* [EXERCISE REQUIREMENTS]: Reproduce the data from its first line through the line containing "Where is each", inclusive, replacing "relationship" with "link" and leaving everything else unchanged. Leave the pictures out.

* [RAW DATA]:
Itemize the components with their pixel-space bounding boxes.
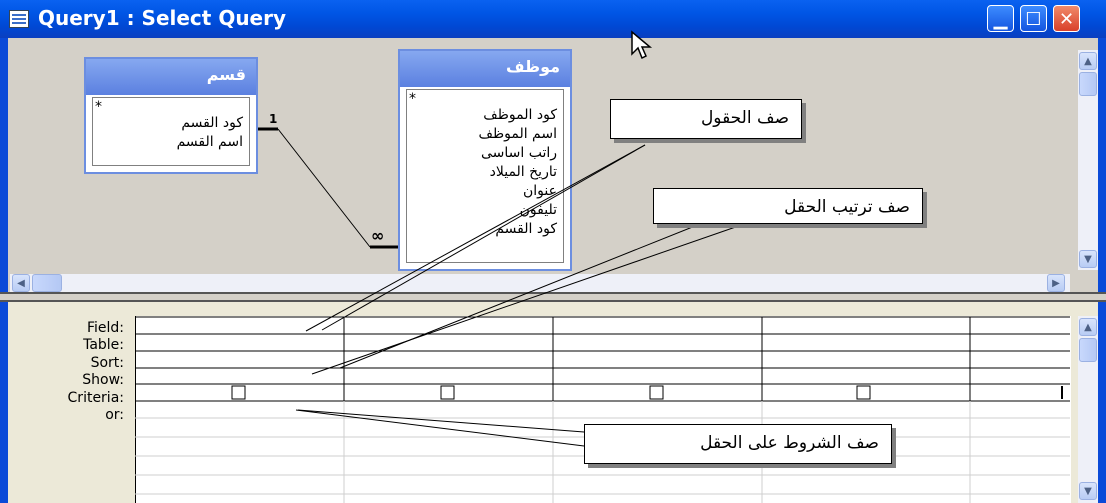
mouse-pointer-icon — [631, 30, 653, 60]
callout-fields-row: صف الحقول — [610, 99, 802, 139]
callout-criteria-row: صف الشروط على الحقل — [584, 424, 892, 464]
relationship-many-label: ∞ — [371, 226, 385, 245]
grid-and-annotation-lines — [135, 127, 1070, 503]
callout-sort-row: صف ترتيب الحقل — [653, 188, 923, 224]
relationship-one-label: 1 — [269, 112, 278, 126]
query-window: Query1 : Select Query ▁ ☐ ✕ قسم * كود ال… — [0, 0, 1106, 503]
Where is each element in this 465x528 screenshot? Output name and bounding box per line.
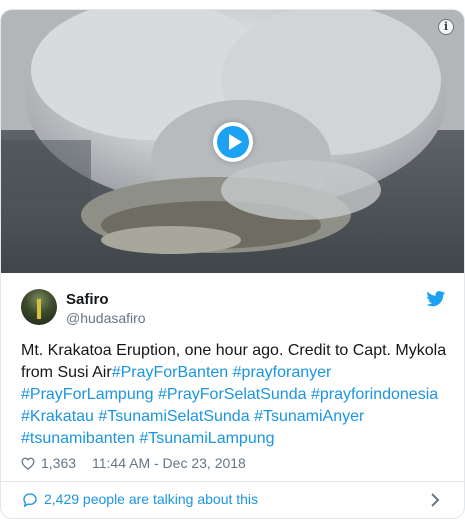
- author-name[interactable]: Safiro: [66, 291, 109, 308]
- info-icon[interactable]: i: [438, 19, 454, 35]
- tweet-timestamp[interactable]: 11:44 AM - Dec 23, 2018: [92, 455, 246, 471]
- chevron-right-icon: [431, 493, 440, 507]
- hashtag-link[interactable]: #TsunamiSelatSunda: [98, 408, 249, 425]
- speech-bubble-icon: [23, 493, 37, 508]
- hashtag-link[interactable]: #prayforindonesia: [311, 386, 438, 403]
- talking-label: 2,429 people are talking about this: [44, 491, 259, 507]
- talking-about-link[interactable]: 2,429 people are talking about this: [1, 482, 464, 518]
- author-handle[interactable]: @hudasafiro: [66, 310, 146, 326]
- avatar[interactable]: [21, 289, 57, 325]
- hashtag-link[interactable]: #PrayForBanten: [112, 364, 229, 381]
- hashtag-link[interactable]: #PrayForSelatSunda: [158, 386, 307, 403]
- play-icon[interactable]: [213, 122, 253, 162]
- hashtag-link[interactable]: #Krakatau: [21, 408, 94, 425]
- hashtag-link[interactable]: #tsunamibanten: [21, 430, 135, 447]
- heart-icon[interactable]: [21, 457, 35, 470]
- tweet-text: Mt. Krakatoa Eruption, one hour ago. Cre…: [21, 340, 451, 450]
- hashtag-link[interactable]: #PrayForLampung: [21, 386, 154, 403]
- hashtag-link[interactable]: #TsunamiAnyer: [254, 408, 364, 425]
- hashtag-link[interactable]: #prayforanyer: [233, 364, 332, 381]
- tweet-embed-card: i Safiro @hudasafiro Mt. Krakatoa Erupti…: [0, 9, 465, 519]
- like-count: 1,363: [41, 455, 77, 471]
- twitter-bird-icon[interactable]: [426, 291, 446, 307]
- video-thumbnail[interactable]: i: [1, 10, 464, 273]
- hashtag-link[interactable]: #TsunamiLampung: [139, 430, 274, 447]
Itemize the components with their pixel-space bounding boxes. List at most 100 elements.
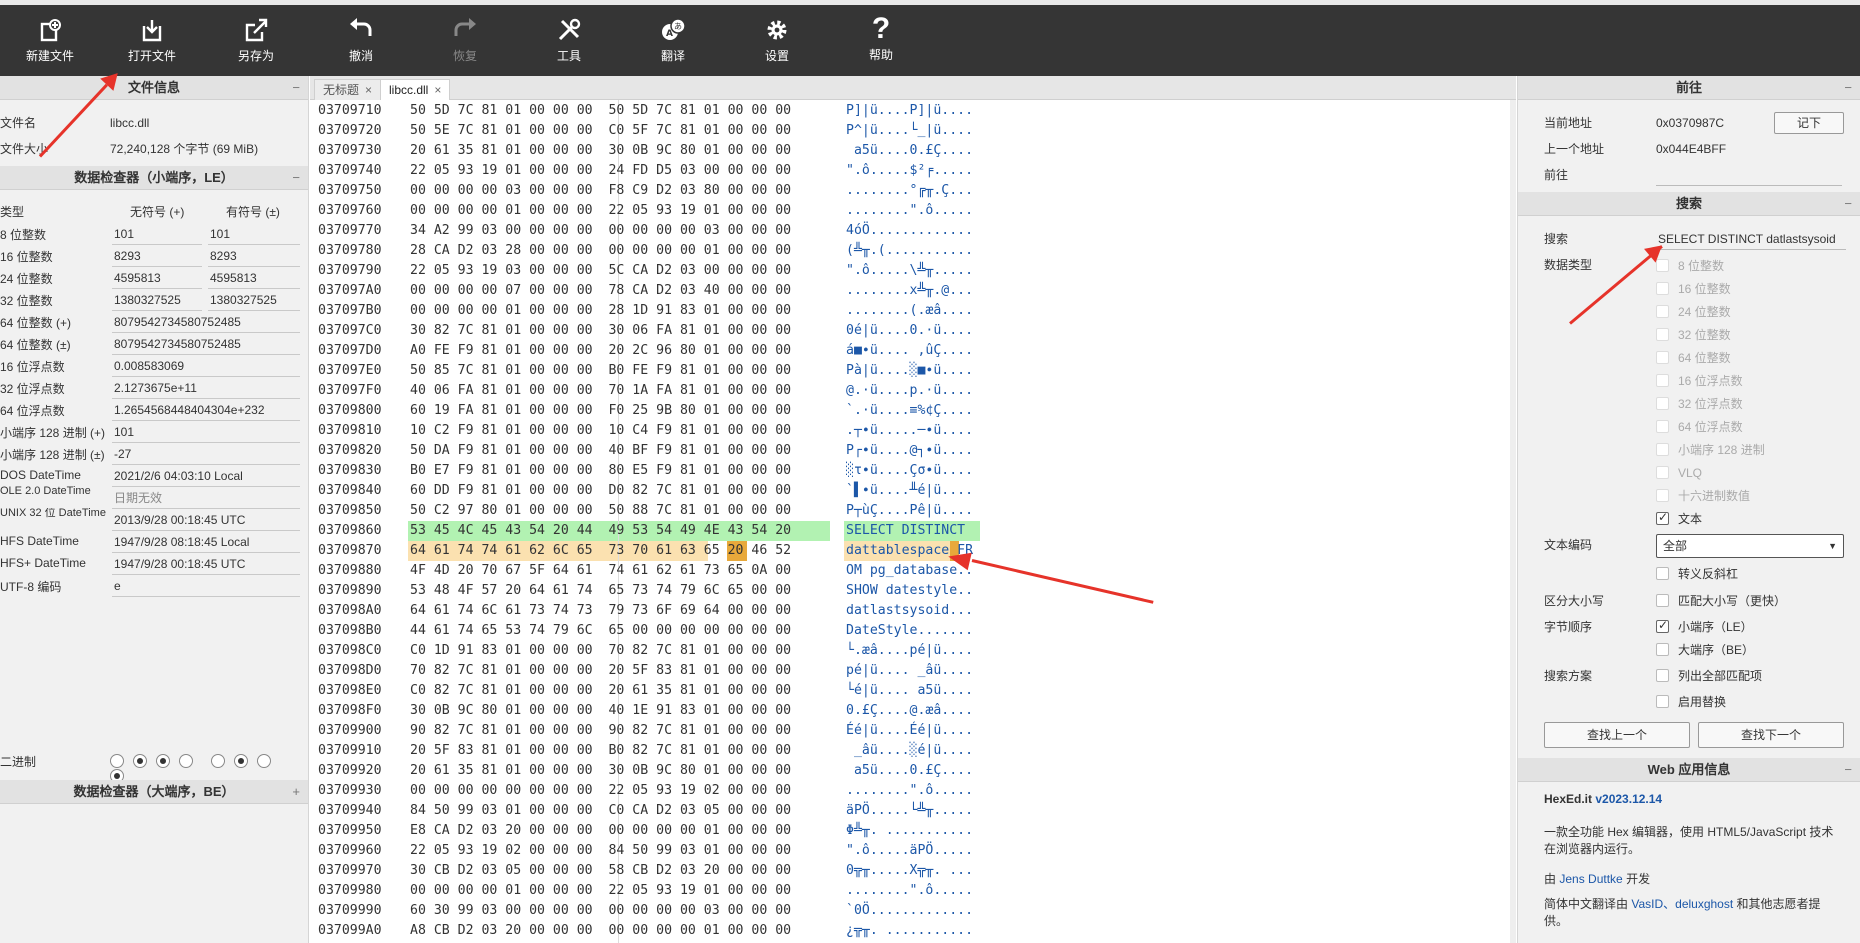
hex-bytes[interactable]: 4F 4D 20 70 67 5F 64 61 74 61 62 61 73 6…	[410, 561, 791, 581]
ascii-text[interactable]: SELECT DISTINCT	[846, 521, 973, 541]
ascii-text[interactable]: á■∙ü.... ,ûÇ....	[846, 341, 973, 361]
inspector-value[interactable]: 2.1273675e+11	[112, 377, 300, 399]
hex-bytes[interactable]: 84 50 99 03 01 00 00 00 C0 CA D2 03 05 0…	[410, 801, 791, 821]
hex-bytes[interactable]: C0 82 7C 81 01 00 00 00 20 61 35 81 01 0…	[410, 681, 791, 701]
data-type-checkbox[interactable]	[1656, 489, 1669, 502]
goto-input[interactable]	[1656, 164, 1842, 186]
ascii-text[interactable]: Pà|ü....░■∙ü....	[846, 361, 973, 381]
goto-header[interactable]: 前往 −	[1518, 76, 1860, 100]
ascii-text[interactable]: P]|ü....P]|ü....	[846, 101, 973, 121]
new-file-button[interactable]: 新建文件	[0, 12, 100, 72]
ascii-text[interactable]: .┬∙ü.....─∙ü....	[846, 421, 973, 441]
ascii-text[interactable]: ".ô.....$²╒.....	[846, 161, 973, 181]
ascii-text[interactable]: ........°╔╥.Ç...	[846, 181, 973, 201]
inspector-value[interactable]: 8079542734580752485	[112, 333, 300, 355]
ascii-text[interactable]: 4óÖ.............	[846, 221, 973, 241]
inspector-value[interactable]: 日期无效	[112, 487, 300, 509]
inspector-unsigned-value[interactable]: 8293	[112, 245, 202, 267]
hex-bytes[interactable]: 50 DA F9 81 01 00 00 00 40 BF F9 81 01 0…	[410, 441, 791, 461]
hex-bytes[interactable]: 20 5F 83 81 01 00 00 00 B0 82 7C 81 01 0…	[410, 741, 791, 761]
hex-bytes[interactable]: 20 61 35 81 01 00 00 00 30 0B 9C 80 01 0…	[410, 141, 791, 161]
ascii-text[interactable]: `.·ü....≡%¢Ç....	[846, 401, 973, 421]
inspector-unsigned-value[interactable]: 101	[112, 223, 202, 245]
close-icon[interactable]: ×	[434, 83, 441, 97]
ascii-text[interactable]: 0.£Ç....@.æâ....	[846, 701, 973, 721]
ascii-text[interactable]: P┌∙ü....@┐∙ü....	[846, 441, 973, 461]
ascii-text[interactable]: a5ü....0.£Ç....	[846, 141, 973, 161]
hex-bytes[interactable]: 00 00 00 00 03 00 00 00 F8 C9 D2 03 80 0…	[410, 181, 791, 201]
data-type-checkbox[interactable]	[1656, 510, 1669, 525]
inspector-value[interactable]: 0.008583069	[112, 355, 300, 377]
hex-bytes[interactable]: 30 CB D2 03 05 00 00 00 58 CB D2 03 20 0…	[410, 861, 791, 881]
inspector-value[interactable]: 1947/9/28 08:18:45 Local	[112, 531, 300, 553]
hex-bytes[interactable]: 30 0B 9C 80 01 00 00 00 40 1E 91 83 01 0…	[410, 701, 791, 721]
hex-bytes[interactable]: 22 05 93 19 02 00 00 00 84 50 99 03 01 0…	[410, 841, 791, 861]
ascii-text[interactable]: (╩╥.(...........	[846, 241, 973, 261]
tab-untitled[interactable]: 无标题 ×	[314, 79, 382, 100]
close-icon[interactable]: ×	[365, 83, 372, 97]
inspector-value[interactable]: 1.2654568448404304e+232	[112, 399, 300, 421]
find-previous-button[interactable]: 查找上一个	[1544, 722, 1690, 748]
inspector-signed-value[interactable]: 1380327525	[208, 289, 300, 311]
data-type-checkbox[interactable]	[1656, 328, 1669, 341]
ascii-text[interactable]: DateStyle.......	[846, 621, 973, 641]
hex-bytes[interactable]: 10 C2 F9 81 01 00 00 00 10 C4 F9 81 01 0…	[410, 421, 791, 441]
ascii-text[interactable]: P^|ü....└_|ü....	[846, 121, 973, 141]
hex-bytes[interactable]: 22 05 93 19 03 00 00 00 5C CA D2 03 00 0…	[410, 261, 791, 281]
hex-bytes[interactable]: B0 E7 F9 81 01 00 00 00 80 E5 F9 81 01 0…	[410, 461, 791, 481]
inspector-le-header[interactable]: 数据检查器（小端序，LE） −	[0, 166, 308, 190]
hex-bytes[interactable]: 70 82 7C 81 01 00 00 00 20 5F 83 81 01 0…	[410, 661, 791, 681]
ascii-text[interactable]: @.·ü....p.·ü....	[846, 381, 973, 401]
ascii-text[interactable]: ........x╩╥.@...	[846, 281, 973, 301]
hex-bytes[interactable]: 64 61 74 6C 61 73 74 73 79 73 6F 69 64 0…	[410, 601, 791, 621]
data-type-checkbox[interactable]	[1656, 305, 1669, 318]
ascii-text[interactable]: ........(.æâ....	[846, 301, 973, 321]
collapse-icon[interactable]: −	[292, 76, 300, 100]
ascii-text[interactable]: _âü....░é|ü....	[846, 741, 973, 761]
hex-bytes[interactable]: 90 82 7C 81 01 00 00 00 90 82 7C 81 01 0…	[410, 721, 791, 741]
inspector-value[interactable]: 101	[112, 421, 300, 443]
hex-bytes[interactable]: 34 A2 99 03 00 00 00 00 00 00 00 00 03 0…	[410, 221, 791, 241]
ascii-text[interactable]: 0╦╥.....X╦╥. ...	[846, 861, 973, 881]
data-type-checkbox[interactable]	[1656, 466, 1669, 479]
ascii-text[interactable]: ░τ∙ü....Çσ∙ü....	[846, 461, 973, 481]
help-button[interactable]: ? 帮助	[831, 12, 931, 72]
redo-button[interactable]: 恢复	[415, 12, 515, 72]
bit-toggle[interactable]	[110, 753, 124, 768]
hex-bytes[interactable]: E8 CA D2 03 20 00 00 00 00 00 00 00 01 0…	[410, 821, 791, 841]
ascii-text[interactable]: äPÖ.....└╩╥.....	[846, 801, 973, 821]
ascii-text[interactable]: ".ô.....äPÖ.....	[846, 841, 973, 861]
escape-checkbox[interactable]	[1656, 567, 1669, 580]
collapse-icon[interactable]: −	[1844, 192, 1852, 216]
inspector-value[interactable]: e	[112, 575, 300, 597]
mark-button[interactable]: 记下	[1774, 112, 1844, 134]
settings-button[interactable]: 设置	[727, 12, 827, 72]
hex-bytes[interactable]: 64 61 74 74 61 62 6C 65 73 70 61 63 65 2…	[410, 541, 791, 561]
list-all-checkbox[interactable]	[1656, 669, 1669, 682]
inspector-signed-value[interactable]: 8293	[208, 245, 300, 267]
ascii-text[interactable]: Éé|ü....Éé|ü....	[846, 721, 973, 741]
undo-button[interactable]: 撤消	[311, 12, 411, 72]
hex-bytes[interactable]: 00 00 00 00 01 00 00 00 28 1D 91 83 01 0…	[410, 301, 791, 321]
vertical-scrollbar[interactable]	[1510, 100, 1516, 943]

* [SOLVED PROBLEM]:
Itemize the components with their pixel-space bounding boxes.
mouse-pointer-icon — [631, 30, 653, 60]
callout-fields-row: صف الحقول — [610, 99, 802, 139]
callout-criteria-row: صف الشروط على الحقل — [584, 424, 892, 464]
link-many-label: ∞ — [371, 226, 385, 245]
grid-and-annotation-lines — [135, 127, 1070, 503]
callout-sort-row: صف ترتيب الحقل — [653, 188, 923, 224]
link-one-label: 1 — [269, 112, 278, 126]
query-window: Query1 : Select Query ▁ ☐ ✕ قسم * كود ال… — [0, 0, 1106, 503]
Where is each element in this 465x528 screenshot? Output name and bounding box per line.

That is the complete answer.